What is required -
Format the items from their first line through the line containing "- nav-login[interactable]: SE", inclusive, as a JSON list of strings with one string per line, leaving out blank lines.
——
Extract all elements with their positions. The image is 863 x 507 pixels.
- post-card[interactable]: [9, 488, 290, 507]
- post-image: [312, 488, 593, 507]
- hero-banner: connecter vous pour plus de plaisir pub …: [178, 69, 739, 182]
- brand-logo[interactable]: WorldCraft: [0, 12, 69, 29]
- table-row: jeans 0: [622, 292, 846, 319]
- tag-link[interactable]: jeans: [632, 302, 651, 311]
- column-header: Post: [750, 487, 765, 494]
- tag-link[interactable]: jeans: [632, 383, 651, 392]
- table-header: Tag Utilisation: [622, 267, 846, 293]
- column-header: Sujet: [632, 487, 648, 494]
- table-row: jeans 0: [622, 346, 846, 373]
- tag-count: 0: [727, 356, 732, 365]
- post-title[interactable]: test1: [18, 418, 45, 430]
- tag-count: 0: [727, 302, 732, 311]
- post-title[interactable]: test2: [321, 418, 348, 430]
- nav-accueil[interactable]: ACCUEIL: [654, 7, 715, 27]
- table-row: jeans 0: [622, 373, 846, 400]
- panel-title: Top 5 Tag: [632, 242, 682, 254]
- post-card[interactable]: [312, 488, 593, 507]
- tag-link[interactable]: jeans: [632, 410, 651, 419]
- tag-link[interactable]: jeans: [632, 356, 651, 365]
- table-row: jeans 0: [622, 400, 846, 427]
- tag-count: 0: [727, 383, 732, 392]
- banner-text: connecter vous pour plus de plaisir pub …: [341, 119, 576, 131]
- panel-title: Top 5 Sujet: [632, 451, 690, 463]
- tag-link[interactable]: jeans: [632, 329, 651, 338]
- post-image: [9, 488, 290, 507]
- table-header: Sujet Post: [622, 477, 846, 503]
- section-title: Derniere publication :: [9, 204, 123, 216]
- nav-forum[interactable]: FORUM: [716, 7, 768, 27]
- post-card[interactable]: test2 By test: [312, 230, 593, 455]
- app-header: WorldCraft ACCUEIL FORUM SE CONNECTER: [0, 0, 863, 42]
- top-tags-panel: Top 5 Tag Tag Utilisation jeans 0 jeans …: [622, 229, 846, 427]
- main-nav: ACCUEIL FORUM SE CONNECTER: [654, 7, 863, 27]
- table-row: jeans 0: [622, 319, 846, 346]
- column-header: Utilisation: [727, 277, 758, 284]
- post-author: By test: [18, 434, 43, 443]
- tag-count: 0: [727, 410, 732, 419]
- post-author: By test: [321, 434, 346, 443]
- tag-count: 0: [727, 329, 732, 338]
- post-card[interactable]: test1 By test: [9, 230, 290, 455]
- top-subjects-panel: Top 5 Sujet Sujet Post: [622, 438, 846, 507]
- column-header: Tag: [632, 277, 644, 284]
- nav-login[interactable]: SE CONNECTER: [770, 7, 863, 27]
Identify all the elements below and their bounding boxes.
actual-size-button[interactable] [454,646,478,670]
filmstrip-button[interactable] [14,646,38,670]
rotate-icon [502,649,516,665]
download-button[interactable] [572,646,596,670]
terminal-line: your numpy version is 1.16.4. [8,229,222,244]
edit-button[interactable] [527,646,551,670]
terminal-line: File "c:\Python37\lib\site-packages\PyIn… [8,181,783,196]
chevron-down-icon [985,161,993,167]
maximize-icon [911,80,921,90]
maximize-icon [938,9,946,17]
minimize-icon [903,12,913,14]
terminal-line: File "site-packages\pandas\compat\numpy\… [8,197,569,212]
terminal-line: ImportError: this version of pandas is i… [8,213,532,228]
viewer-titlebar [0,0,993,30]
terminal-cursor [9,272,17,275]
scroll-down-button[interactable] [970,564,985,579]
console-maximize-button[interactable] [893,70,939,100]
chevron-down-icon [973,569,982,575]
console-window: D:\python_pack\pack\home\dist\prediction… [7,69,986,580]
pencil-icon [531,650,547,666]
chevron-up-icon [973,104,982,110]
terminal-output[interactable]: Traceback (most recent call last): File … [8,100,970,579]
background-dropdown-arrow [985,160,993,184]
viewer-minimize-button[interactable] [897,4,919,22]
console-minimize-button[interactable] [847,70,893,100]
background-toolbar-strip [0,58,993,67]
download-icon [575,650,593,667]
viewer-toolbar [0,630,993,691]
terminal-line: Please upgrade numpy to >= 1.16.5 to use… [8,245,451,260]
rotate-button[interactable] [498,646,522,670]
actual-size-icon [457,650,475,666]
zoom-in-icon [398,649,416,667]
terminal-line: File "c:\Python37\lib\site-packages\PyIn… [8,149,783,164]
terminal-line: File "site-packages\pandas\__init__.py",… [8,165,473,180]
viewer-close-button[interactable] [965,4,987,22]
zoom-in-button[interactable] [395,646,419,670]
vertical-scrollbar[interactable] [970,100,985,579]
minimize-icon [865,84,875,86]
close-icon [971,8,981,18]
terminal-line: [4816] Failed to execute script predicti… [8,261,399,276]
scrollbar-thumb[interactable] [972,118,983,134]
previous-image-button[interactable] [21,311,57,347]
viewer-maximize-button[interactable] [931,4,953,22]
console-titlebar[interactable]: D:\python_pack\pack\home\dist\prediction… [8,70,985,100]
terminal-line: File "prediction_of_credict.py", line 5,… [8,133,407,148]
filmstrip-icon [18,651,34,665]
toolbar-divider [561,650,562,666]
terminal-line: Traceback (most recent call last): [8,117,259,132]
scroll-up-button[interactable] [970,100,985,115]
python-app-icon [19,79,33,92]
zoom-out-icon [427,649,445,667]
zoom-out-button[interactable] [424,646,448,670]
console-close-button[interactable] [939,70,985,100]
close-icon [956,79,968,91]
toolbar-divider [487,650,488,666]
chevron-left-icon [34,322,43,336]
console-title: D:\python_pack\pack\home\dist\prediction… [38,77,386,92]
——
Full output -
[
  "Extract all elements with their positions. The image is 863 x 507 pixels.",
  "- post-card[interactable]: [9, 488, 290, 507]",
  "- post-image: [312, 488, 593, 507]",
  "- hero-banner: connecter vous pour plus de plaisir pub …: [178, 69, 739, 182]",
  "- brand-logo[interactable]: WorldCraft: [0, 12, 69, 29]",
  "- table-row: jeans 0: [622, 292, 846, 319]",
  "- tag-link[interactable]: jeans: [632, 302, 651, 311]",
  "- column-header: Post: [750, 487, 765, 494]",
  "- tag-link[interactable]: jeans: [632, 383, 651, 392]",
  "- table-header: Tag Utilisation: [622, 267, 846, 293]",
  "- column-header: Sujet: [632, 487, 648, 494]",
  "- table-row: jeans 0: [622, 346, 846, 373]",
  "- tag-count: 0: [727, 356, 732, 365]",
  "- post-title[interactable]: test1: [18, 418, 45, 430]",
  "- tag-count: 0: [727, 302, 732, 311]",
  "- post-title[interactable]: test2: [321, 418, 348, 430]",
  "- nav-accueil[interactable]: ACCUEIL: [654, 7, 715, 27]",
  "- table-row: jeans 0: [622, 373, 846, 400]",
  "- panel-title: Top 5 Tag: [632, 242, 682, 254]",
  "- post-card[interactable]: [312, 488, 593, 507]",
  "- tag-link[interactable]: jeans: [632, 410, 651, 419]",
  "- tag-link[interactable]: jeans: [632, 356, 651, 365]",
  "- table-row: jeans 0: [622, 400, 846, 427]",
  "- tag-count: 0: [727, 383, 732, 392]",
  "- banner-text: connecter vous pour plus de plaisir pub …: [341, 119, 576, 131]",
  "- panel-title: Top 5 Sujet: [632, 451, 690, 463]",
  "- tag-link[interactable]: jeans: [632, 329, 651, 338]",
  "- post-image: [9, 488, 290, 507]",
  "- table-header: Sujet Post: [622, 477, 846, 503]",
  "- section-title: Derniere publication :: [9, 204, 123, 216]",
  "- nav-forum[interactable]: FORUM: [716, 7, 768, 27]",
  "- post-card[interactable]: test2 By test: [312, 230, 593, 455]",
  "- app-header: WorldCraft ACCUEIL FORUM SE CONNECTER: [0, 0, 863, 42]",
  "- top-tags-panel: Top 5 Tag Tag Utilisation jeans 0 jeans …: [622, 229, 846, 427]",
  "- main-nav: ACCUEIL FORUM SE CONNECTER: [654, 7, 863, 27]",
  "- table-row: jeans 0: [622, 319, 846, 346]",
  "- column-header: Utilisation: [727, 277, 758, 284]",
  "- post-author: By test: [18, 434, 43, 443]",
  "- tag-count: 0: [727, 410, 732, 419]",
  "- post-author: By test: [321, 434, 346, 443]",
  "- tag-count: 0: [727, 329, 732, 338]",
  "- post-card[interactable]: test1 By test: [9, 230, 290, 455]",
  "- top-subjects-panel: Top 5 Sujet Sujet Post: [622, 438, 846, 507]",
  "- column-header: Tag: [632, 277, 644, 284]",
  "- nav-login[interactable]: SE CONNECTER: [770, 7, 863, 27]"
]